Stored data
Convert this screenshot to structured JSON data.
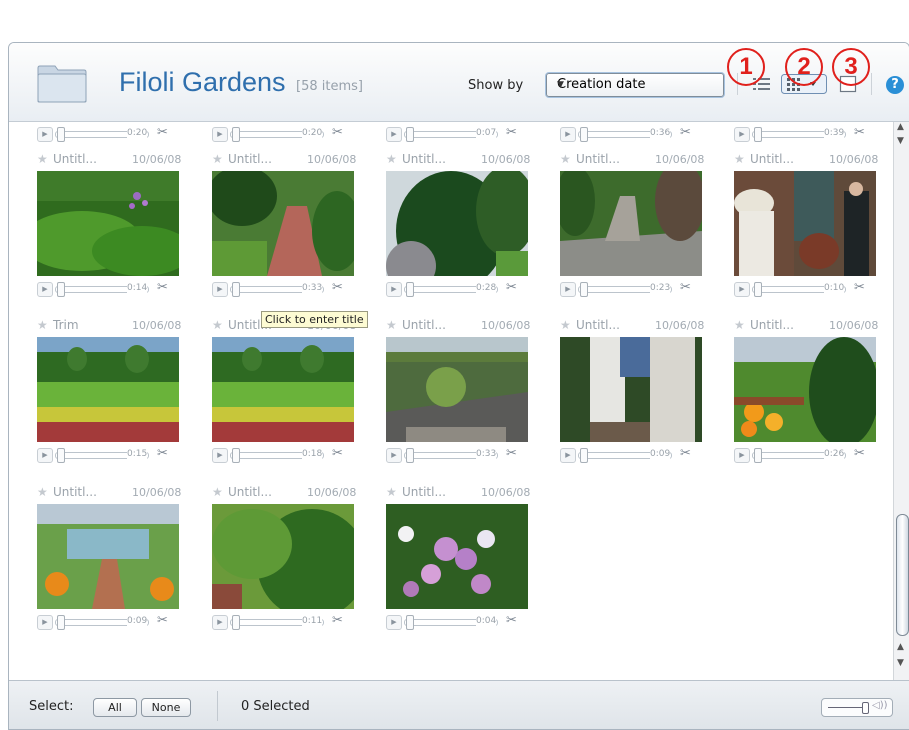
{
  "header": {
    "title": "Filoli Gardens",
    "item_count": "[58 items]",
    "show_by_label": "Show by",
    "show_by_value": "Creation date",
    "annotations": [
      "1",
      "2",
      "3"
    ],
    "help_label": "?"
  },
  "tooltip": "Click to enter title",
  "top_partial_row": [
    {
      "duration": "0:20"
    },
    {
      "duration": "0:20"
    },
    {
      "duration": "0:07"
    },
    {
      "duration": "0:36"
    },
    {
      "duration": "0:39"
    }
  ],
  "clips": [
    {
      "title": "Untitl...",
      "date": "10/06/08",
      "duration": "0:14",
      "scene": "lawn"
    },
    {
      "title": "Untitl...",
      "date": "10/06/08",
      "duration": "0:33",
      "scene": "path"
    },
    {
      "title": "Untitl...",
      "date": "10/06/08",
      "duration": "0:28",
      "scene": "hedge"
    },
    {
      "title": "Untitl...",
      "date": "10/06/08",
      "duration": "0:23",
      "scene": "stone"
    },
    {
      "title": "Untitl...",
      "date": "10/06/08",
      "duration": "0:10",
      "scene": "people"
    },
    {
      "title": "Trim",
      "date": "10/06/08",
      "duration": "0:15",
      "scene": "garden"
    },
    {
      "title": "Untitl...",
      "date": "10/06/08",
      "duration": "0:18",
      "scene": "garden"
    },
    {
      "title": "Untitl...",
      "date": "10/06/08",
      "duration": "0:33",
      "scene": "terrace"
    },
    {
      "title": "Untitl...",
      "date": "10/06/08",
      "duration": "0:09",
      "scene": "legs"
    },
    {
      "title": "Untitl...",
      "date": "10/06/08",
      "duration": "0:26",
      "scene": "flowers"
    },
    {
      "title": "Untitl...",
      "date": "10/06/08",
      "duration": "0:09",
      "scene": "pool"
    },
    {
      "title": "Untitl...",
      "date": "10/06/08",
      "duration": "0:11",
      "scene": "bush"
    },
    {
      "title": "Untitl...",
      "date": "10/06/08",
      "duration": "0:04",
      "scene": "hydrangea"
    }
  ],
  "footer": {
    "select_label": "Select:",
    "all_label": "All",
    "none_label": "None",
    "selected_text": "0 Selected"
  }
}
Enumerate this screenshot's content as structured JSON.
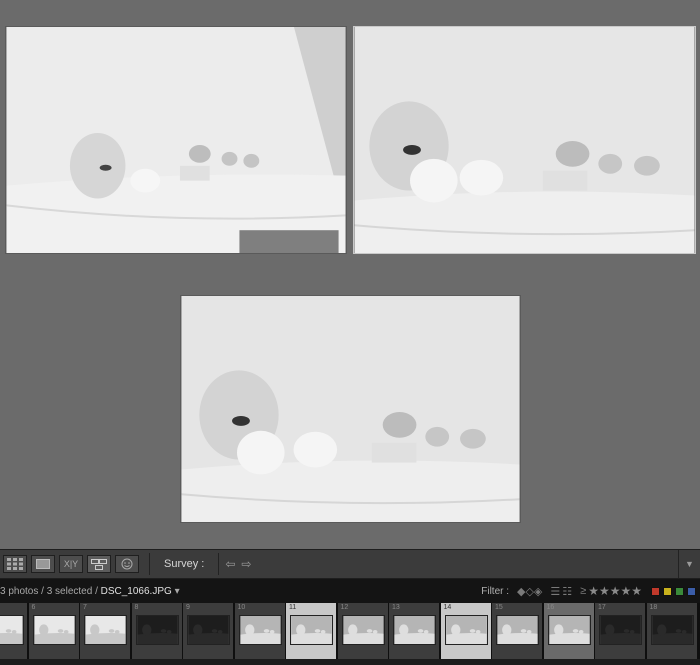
{
  "toolbar": {
    "survey_label": "Survey :",
    "buttons": [
      "grid-view",
      "loupe-view",
      "compare-view",
      "survey-view",
      "people-view"
    ],
    "compare_label": "X|Y"
  },
  "filmstrip_header": {
    "count_text": "3 photos / 3 selected / ",
    "filename": "DSC_1066.JPG",
    "dropdown_glyph": "▾",
    "filter_label": "Filter :",
    "stars": "★★★★★",
    "color_labels": [
      "#c0392b",
      "#c9b21d",
      "#3a8a3a",
      "#3b5da8"
    ]
  },
  "filmstrip": {
    "cells": [
      {
        "num": "",
        "tone": "white",
        "state": "normal"
      },
      {
        "num": "6",
        "tone": "white",
        "state": "normal"
      },
      {
        "num": "7",
        "tone": "white",
        "state": "normal"
      },
      {
        "num": "8",
        "tone": "dark",
        "state": "normal"
      },
      {
        "num": "9",
        "tone": "dark",
        "state": "normal"
      },
      {
        "num": "10",
        "tone": "gray",
        "state": "normal"
      },
      {
        "num": "11",
        "tone": "gray",
        "state": "active"
      },
      {
        "num": "12",
        "tone": "gray",
        "state": "normal"
      },
      {
        "num": "13",
        "tone": "gray",
        "state": "normal"
      },
      {
        "num": "14",
        "tone": "gray",
        "state": "active"
      },
      {
        "num": "15",
        "tone": "gray",
        "state": "normal"
      },
      {
        "num": "16",
        "tone": "gray",
        "state": "selected"
      },
      {
        "num": "17",
        "tone": "dark",
        "state": "normal"
      },
      {
        "num": "18",
        "tone": "dark",
        "state": "normal"
      }
    ]
  },
  "colors": {
    "panel_bg": "#6b6b6b",
    "toolbar_bg": "#3b3b3b",
    "filmstrip_bg": "#0f0f0f"
  }
}
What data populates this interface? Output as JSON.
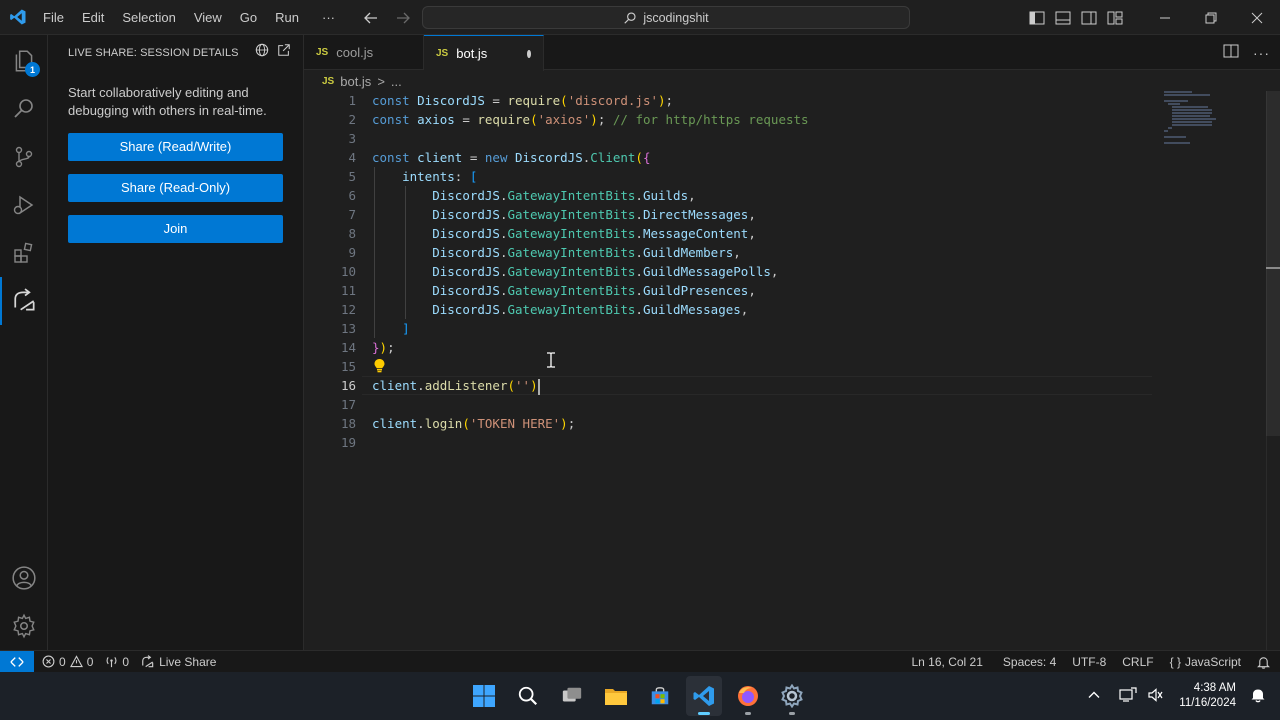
{
  "menu": [
    "File",
    "Edit",
    "Selection",
    "View",
    "Go",
    "Run",
    "···"
  ],
  "command_center": {
    "text": "jscodingshit"
  },
  "sidebar": {
    "title": "LIVE SHARE: SESSION DETAILS",
    "description": "Start collaboratively editing and debugging with others in real-time.",
    "buttons": [
      "Share (Read/Write)",
      "Share (Read-Only)",
      "Join"
    ]
  },
  "activity": {
    "explorer_badge": "1"
  },
  "tabs": [
    {
      "icon": "JS",
      "label": "cool.js"
    },
    {
      "icon": "JS",
      "label": "bot.js"
    }
  ],
  "breadcrumb": {
    "icon": "JS",
    "file": "bot.js",
    "sep": ">",
    "rest": "..."
  },
  "line_numbers": [
    "1",
    "2",
    "3",
    "4",
    "5",
    "6",
    "7",
    "8",
    "9",
    "10",
    "11",
    "12",
    "13",
    "14",
    "15",
    "16",
    "17",
    "18",
    "19"
  ],
  "status": {
    "errors": "0",
    "warnings": "0",
    "ports": "0",
    "live_share": "Live Share",
    "position": "Ln 16, Col 21",
    "spaces": "Spaces: 4",
    "encoding": "UTF-8",
    "eol": "CRLF",
    "language_braces": "{ }",
    "language": "JavaScript"
  },
  "clock": {
    "time": "4:38 AM",
    "date": "11/16/2024"
  },
  "colors": {
    "accent": "#0078d4",
    "editor_bg": "#1f1f1f",
    "keyword": "#569cd6",
    "string": "#ce9178",
    "comment": "#6a9955",
    "class": "#4ec9b0",
    "function": "#dcdcaa",
    "variable": "#9cdcfe"
  }
}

AIM: Show every line that contains the word "screenshot".

THE REPLY:
Convert this screenshot to structured JSON data.
Enumerate this screenshot's content as structured JSON.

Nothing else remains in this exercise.